▼

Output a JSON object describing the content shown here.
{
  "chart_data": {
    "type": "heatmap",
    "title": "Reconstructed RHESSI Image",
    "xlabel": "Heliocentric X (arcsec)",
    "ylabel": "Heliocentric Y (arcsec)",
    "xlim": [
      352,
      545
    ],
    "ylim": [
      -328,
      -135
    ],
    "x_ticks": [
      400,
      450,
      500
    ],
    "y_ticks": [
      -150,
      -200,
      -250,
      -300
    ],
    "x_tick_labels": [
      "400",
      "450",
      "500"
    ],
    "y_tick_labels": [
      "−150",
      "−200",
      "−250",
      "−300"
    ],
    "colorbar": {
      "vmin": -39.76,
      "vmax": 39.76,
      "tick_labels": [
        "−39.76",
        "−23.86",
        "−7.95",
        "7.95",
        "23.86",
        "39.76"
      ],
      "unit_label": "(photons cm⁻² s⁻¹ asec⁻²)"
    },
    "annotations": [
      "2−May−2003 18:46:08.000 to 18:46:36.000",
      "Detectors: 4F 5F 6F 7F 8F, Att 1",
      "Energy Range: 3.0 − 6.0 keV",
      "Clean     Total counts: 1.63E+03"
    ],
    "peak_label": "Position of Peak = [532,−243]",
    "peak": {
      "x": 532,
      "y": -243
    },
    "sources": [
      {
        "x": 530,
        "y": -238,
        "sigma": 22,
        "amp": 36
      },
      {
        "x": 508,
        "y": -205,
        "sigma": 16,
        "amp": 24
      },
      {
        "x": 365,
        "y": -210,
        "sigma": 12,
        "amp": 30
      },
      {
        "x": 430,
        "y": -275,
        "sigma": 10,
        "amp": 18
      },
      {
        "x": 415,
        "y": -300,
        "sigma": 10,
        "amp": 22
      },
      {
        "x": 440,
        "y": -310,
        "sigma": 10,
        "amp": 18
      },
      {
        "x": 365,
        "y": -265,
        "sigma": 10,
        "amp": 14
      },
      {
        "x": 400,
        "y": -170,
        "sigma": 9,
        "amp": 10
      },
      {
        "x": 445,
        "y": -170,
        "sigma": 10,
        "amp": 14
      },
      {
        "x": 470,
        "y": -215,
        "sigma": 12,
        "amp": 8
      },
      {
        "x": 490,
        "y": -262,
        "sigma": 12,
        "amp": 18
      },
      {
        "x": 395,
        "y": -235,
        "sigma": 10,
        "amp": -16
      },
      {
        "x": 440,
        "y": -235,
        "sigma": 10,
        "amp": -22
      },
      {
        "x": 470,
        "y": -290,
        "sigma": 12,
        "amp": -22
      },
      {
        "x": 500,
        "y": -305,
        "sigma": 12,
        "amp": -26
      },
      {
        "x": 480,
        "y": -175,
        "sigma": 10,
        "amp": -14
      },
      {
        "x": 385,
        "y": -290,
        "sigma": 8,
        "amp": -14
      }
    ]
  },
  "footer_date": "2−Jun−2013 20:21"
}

▲

**What needs to be done:** Where a line in the entries holds the word "Heliocentric", copy that line.

**Output of the exercise:**
    "xlabel": "Heliocentric X (arcsec)",
    "ylabel": "Heliocentric Y (arcsec)",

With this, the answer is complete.